Task inputs:

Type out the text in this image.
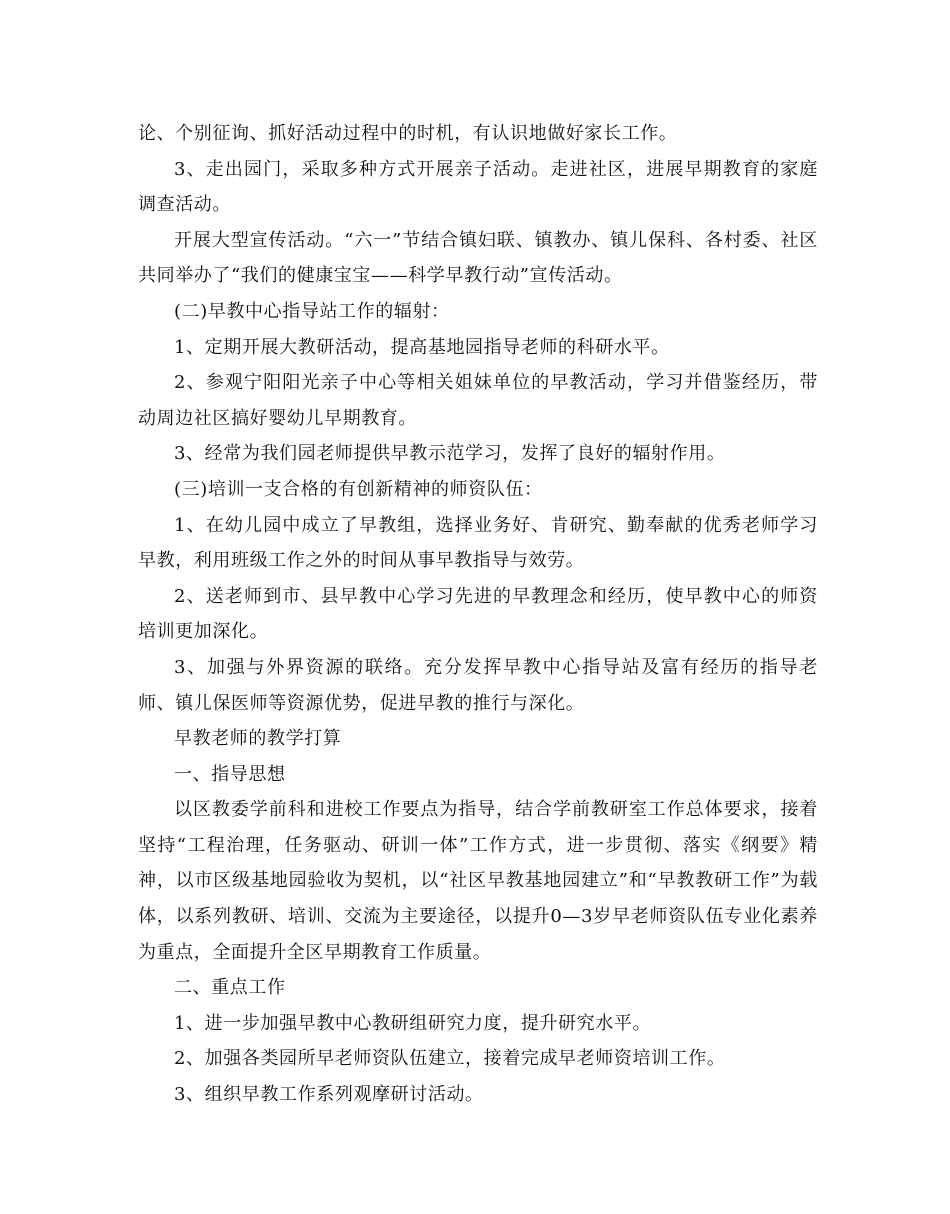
论、个别征询、抓好活动过程中的时机，有认识地做好家长工作。

3、走出园门，采取多种方式开展亲子活动。走进社区，进展早期教育的家庭调查活动。

开展大型宣传活动。“六一”节结合镇妇联、镇教办、镇儿保科、各村委、社区共同举办了“我们的健康宝宝——科学早教行动”宣传活动。

(二)早教中心指导站工作的辐射：

1、定期开展大教研活动，提高基地园指导老师的科研水平。

2、参观宁阳阳光亲子中心等相关姐妹单位的早教活动，学习并借鉴经历，带动周边社区搞好婴幼儿早期教育。

3、经常为我们园老师提供早教示范学习，发挥了良好的辐射作用。

(三)培训一支合格的有创新精神的师资队伍：

1、在幼儿园中成立了早教组，选择业务好、肯研究、勤奉献的优秀老师学习早教，利用班级工作之外的时间从事早教指导与效劳。

2、送老师到市、县早教中心学习先进的早教理念和经历，使早教中心的师资培训更加深化。

3、加强与外界资源的联络。充分发挥早教中心指导站及富有经历的指导老师、镇儿保医师等资源优势，促进早教的推行与深化。

早教老师的教学打算

一、指导思想

以区教委学前科和进校工作要点为指导，结合学前教研室工作总体要求，接着坚持“工程治理，任务驱动、研训一体”工作方式，进一步贯彻、落实《纲要》精神，以市区级基地园验收为契机，以“社区早教基地园建立”和“早教教研工作”为载体，以系列教研、培训、交流为主要途径，以提升0—3岁早老师资队伍专业化素养为重点，全面提升全区早期教育工作质量。

二、重点工作

1、进一步加强早教中心教研组研究力度，提升研究水平。

2、加强各类园所早老师资队伍建立，接着完成早老师资培训工作。

3、组织早教工作系列观摩研讨活动。
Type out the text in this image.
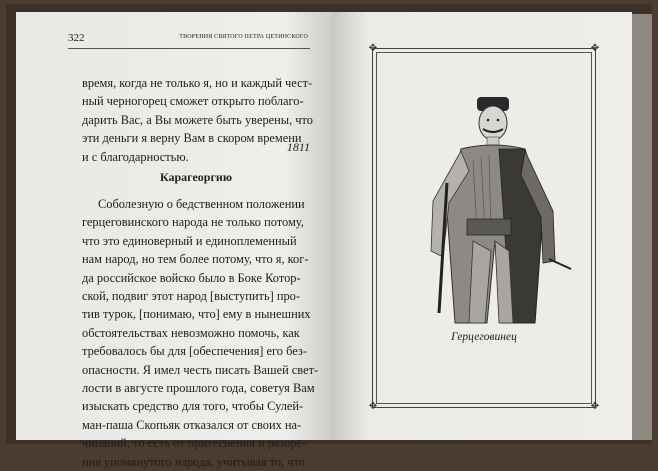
322	ТВОРЕНИЯ СВЯТОГО ПЕТРА ЦЕТИНСКОГО
время, когда не только я, но и каждый чест-
ный черногорец сможет открыто поблаго-
дарить Вас, а Вы можете быть уверены, что
эти деньги я верну Вам в скором времени
и с благодарностью.
1811
Карагеоргию
Соболезную о бедственном положении
герцеговинского народа не только потому,
что это единоверный и единоплеменный
нам народ, но тем более потому, что я, ког-
да российское войско было в Боке Котор-
ской, подвиг этот народ [выступить] про-
тив турок, [понимаю, что] ему в нынешних
обстоятельствах невозможно помочь, как
требовалось бы для [обеспечения] его без-
опасности. Я имел честь писать Вашей свет-
лости в августе прошлого года, советуя Вам
изыскать средство для того, чтобы Сулей-
ман-паша Скопьяк отказался от своих на-
чинаний, то есть от притеснения и разоре-
ния упомянутого народа, учитывая то, что
✥	✥
✥	✥
Герцеговинец
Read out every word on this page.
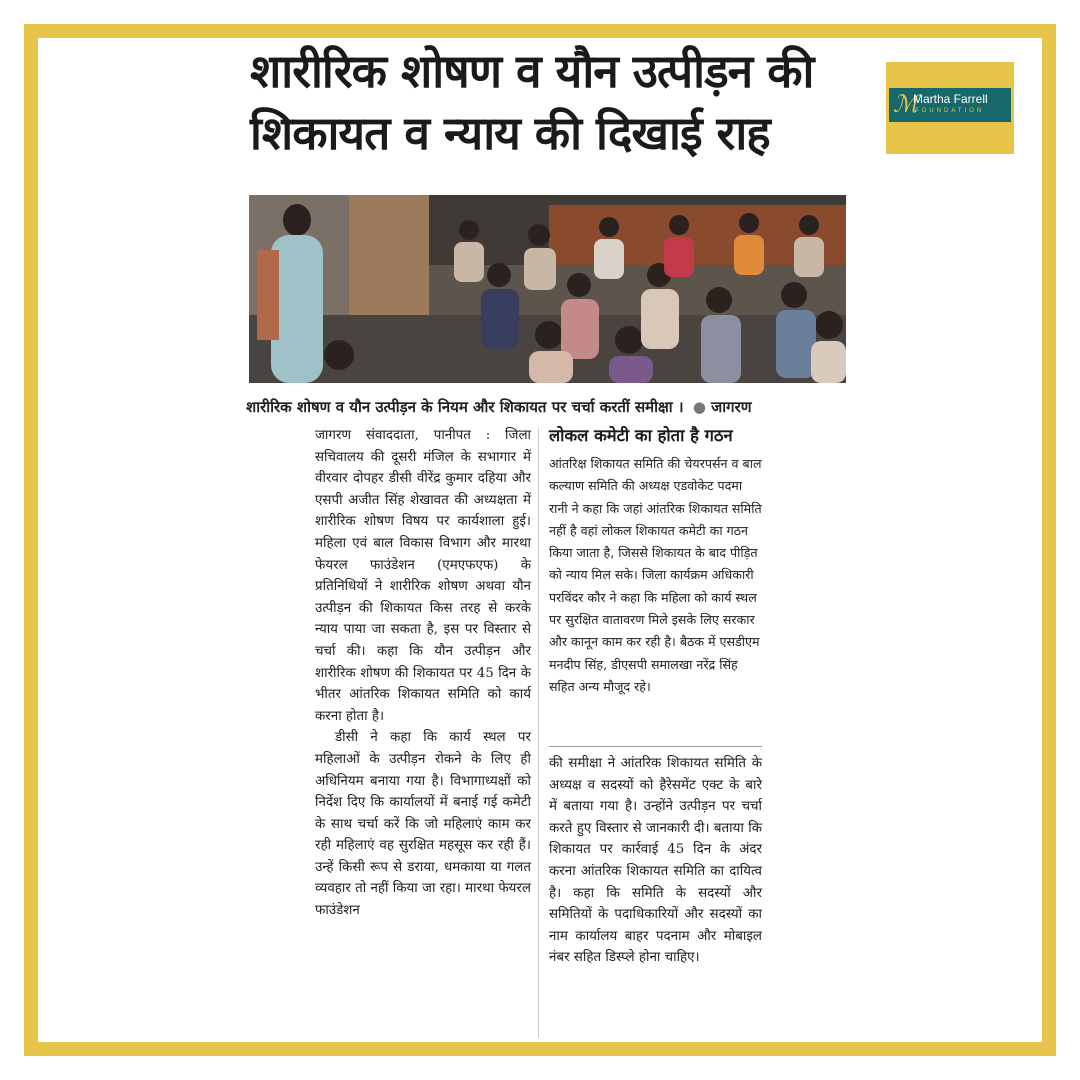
ℳ
Martha Farrell
FOUNDATION
शारीरिक शोषण व यौन उत्पीड़न की
शिकायत व न्याय की दिखाई राह
शारीरिक शोषण व यौन उत्पीड़न के नियम और शिकायत पर चर्चा करतीं समीक्षा । ● जागरण

जागरण संवाददाता, पानीपत : जिला सचिवालय की दूसरी मंजिल के सभागार में वीरवार दोपहर डीसी वीरेंद्र कुमार दहिया और एसपी अजीत सिंह शेखावत की अध्यक्षता में शारीरिक शोषण विषय पर कार्यशाला हुई। महिला एवं बाल विकास विभाग और मारथा फेयरल फाउंडेशन (एमएफएफ) के प्रतिनिधियों ने शारीरिक शोषण अथवा यौन उत्पीड़न की शिकायत किस तरह से करके न्याय पाया जा सकता है, इस पर विस्तार से चर्चा की। कहा कि यौन उत्पीड़न और शारीरिक शोषण की शिकायत पर 45 दिन के भीतर आंतरिक शिकायत समिति को कार्य करना होता है।

डीसी ने कहा कि कार्य स्थल पर महिलाओं के उत्पीड़न रोकने के लिए ही अधिनियम बनाया गया है। विभागाध्यक्षों को निर्देश दिए कि कार्यालयों में बनाई गई कमेटी के साथ चर्चा करें कि जो महिलाएं काम कर रही महिलाएं वह सुरक्षित महसूस कर रही हैं। उन्हें किसी रूप से डराया, धमकाया या गलत व्यवहार तो नहीं किया जा रहा। मारथा फेयरल फाउंडेशन

लोकल कमेटी का होता है गठन

आंतरिक्ष शिकायत समिति की चेयरपर्सन व बाल कल्याण समिति की अध्यक्ष एडवोकेट पदमा रानी ने कहा कि जहां आंतरिक शिकायत समिति नहीं है वहां लोकल शिकायत कमेटी का गठन किया जाता है, जिससे शिकायत के बाद पीड़ित को न्याय मिल सके। जिला कार्यक्रम अधिकारी परविंदर कौर ने कहा कि महिला को कार्य स्थल पर सुरक्षित वातावरण मिले इसके लिए सरकार और कानून काम कर रही है। बैठक में एसडीएम मनदीप सिंह, डीएसपी समालखा नरेंद्र सिंह सहित अन्य मौजूद रहे।

की समीक्षा ने आंतरिक शिकायत समिति के अध्यक्ष व सदस्यों को हैरेसमेंट एक्ट के बारे में बताया गया है। उन्होंने उत्पीड़न पर चर्चा करते हुए विस्तार से जानकारी दी। बताया कि शिकायत पर कार्रवाई 45 दिन के अंदर करना आंतरिक शिकायत समिति का दायित्व है। कहा कि समिति के सदस्यों और समितियों के पदाधिकारियों और सदस्यों का नाम कार्यालय बाहर पदनाम और मोबाइल नंबर सहित डिस्प्ले होना चाहिए।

Exercise details: Give back each entry exactly as it appears, with no pictures.

Expected answer:
Type out the text in this image.
论、个别征询、抓好活动过程中的时机，有认识地做好家长工作。

3、走出园门，采取多种方式开展亲子活动。走进社区，进展早期教育的家庭调查活动。

开展大型宣传活动。“六一”节结合镇妇联、镇教办、镇儿保科、各村委、社区共同举办了“我们的健康宝宝——科学早教行动”宣传活动。

(二)早教中心指导站工作的辐射：

1、定期开展大教研活动，提高基地园指导老师的科研水平。

2、参观宁阳阳光亲子中心等相关姐妹单位的早教活动，学习并借鉴经历，带动周边社区搞好婴幼儿早期教育。

3、经常为我们园老师提供早教示范学习，发挥了良好的辐射作用。

(三)培训一支合格的有创新精神的师资队伍：

1、在幼儿园中成立了早教组，选择业务好、肯研究、勤奉献的优秀老师学习早教，利用班级工作之外的时间从事早教指导与效劳。

2、送老师到市、县早教中心学习先进的早教理念和经历，使早教中心的师资培训更加深化。

3、加强与外界资源的联络。充分发挥早教中心指导站及富有经历的指导老师、镇儿保医师等资源优势，促进早教的推行与深化。

早教老师的教学打算

一、指导思想

以区教委学前科和进校工作要点为指导，结合学前教研室工作总体要求，接着坚持“工程治理，任务驱动、研训一体”工作方式，进一步贯彻、落实《纲要》精神，以市区级基地园验收为契机，以“社区早教基地园建立”和“早教教研工作”为载体，以系列教研、培训、交流为主要途径，以提升0—3岁早老师资队伍专业化素养为重点，全面提升全区早期教育工作质量。

二、重点工作

1、进一步加强早教中心教研组研究力度，提升研究水平。

2、加强各类园所早老师资队伍建立，接着完成早老师资培训工作。

3、组织早教工作系列观摩研讨活动。
Type out the text in this image.
322	ТВОРЕНИЯ СВЯТОГО ПЕТРА ЦЕТИНСКОГО
время, когда не только я, но и каждый чест-
ный черногорец сможет открыто поблаго-
дарить Вас, а Вы можете быть уверены, что
эти деньги я верну Вам в скором времени
и с благодарностью.
1811
Карагеоргию
Соболезную о бедственном положении
герцеговинского народа не только потому,
что это единоверный и единоплеменный
нам народ, но тем более потому, что я, ког-
да российское войско было в Боке Котор-
ской, подвиг этот народ [выступить] про-
тив турок, [понимаю, что] ему в нынешних
обстоятельствах невозможно помочь, как
требовалось бы для [обеспечения] его без-
опасности. Я имел честь писать Вашей свет-
лости в августе прошлого года, советуя Вам
изыскать средство для того, чтобы Сулей-
ман-паша Скопьяк отказался от своих на-
чинаний, то есть от притеснения и разоре-
ния упомянутого народа, учитывая то, что
✥	✥
✥	✥
Герцеговинец
Read out every word on this page.
ℳ
Martha Farrell
FOUNDATION
शारीरिक शोषण व यौन उत्पीड़न की
शिकायत व न्याय की दिखाई राह
शारीरिक शोषण व यौन उत्पीड़न के नियम और शिकायत पर चर्चा करतीं समीक्षा । ● जागरण

जागरण संवाददाता, पानीपत : जिला सचिवालय की दूसरी मंजिल के सभागार में वीरवार दोपहर डीसी वीरेंद्र कुमार दहिया और एसपी अजीत सिंह शेखावत की अध्यक्षता में शारीरिक शोषण विषय पर कार्यशाला हुई। महिला एवं बाल विकास विभाग और मारथा फेयरल फाउंडेशन (एमएफएफ) के प्रतिनिधियों ने शारीरिक शोषण अथवा यौन उत्पीड़न की शिकायत किस तरह से करके न्याय पाया जा सकता है, इस पर विस्तार से चर्चा की। कहा कि यौन उत्पीड़न और शारीरिक शोषण की शिकायत पर 45 दिन के भीतर आंतरिक शिकायत समिति को कार्य करना होता है।

डीसी ने कहा कि कार्य स्थल पर महिलाओं के उत्पीड़न रोकने के लिए ही अधिनियम बनाया गया है। विभागाध्यक्षों को निर्देश दिए कि कार्यालयों में बनाई गई कमेटी के साथ चर्चा करें कि जो महिलाएं काम कर रही महिलाएं वह सुरक्षित महसूस कर रही हैं। उन्हें किसी रूप से डराया, धमकाया या गलत व्यवहार तो नहीं किया जा रहा। मारथा फेयरल फाउंडेशन

लोकल कमेटी का होता है गठन

आंतरिक्ष शिकायत समिति की चेयरपर्सन व बाल कल्याण समिति की अध्यक्ष एडवोकेट पदमा रानी ने कहा कि जहां आंतरिक शिकायत समिति नहीं है वहां लोकल शिकायत कमेटी का गठन किया जाता है, जिससे शिकायत के बाद पीड़ित को न्याय मिल सके। जिला कार्यक्रम अधिकारी परविंदर कौर ने कहा कि महिला को कार्य स्थल पर सुरक्षित वातावरण मिले इसके लिए सरकार और कानून काम कर रही है। बैठक में एसडीएम मनदीप सिंह, डीएसपी समालखा नरेंद्र सिंह सहित अन्य मौजूद रहे।

की समीक्षा ने आंतरिक शिकायत समिति के अध्यक्ष व सदस्यों को हैरेसमेंट एक्ट के बारे में बताया गया है। उन्होंने उत्पीड़न पर चर्चा करते हुए विस्तार से जानकारी दी। बताया कि शिकायत पर कार्रवाई 45 दिन के अंदर करना आंतरिक शिकायत समिति का दायित्व है। कहा कि समिति के सदस्यों और समितियों के पदाधिकारियों और सदस्यों का नाम कार्यालय बाहर पदनाम और मोबाइल नंबर सहित डिस्प्ले होना चाहिए।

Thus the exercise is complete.